Records about charts and figures:
====================
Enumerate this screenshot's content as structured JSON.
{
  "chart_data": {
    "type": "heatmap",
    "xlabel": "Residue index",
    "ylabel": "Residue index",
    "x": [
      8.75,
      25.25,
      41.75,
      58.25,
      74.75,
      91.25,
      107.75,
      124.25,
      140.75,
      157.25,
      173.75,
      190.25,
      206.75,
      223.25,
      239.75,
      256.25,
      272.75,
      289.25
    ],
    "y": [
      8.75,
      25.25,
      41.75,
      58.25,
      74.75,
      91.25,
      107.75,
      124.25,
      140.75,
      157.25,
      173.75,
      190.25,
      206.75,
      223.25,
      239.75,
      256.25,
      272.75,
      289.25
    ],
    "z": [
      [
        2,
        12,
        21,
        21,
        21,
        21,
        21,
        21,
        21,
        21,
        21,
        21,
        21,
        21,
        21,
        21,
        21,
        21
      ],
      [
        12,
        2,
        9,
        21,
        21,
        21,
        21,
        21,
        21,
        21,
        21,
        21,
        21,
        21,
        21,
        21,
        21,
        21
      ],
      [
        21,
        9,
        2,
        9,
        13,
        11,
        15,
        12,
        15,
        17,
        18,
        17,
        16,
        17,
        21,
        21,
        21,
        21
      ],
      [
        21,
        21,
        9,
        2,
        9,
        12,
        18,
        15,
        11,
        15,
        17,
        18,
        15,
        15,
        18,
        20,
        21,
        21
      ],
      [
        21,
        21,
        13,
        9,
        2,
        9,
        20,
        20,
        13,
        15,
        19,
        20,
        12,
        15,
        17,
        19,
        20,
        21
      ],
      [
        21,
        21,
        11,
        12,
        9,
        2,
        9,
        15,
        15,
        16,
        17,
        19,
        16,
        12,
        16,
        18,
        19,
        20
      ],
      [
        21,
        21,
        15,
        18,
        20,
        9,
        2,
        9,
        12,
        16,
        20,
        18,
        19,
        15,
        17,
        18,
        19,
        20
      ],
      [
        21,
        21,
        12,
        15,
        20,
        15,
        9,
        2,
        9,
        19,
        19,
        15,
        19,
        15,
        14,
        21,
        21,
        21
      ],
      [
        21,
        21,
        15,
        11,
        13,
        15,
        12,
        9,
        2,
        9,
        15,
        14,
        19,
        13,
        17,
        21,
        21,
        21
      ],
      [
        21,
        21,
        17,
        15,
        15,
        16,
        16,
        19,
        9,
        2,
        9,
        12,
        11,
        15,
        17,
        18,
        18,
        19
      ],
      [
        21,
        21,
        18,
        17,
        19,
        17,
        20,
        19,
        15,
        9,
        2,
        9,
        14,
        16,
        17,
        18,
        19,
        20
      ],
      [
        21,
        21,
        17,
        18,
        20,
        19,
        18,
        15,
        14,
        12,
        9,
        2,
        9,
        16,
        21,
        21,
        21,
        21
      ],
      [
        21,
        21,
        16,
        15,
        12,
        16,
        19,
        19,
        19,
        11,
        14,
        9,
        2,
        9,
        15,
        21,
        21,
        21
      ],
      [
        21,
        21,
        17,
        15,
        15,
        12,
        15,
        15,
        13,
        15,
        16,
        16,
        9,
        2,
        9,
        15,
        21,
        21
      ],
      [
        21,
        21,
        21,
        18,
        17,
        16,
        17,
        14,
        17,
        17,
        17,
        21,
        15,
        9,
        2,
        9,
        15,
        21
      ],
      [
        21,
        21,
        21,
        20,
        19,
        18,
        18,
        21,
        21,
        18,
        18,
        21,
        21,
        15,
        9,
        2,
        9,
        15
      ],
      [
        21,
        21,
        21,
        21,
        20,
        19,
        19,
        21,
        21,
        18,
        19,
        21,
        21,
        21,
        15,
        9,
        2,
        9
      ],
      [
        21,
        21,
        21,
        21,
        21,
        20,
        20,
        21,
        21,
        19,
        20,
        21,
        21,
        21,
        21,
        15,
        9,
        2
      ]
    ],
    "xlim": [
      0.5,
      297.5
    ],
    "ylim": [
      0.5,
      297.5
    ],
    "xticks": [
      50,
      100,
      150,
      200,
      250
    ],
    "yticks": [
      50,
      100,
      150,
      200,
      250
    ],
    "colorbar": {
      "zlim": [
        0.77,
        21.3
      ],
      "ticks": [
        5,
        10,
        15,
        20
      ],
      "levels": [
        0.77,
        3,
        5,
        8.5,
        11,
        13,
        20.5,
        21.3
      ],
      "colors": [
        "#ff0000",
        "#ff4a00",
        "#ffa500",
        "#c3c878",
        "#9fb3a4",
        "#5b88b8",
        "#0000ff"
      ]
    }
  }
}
====================
▶ [Given problem]:
Look through the material and copy each line that has "index".

▶ [Output below]:
    "xlabel": "Residue index",
    "ylabel": "Residue index",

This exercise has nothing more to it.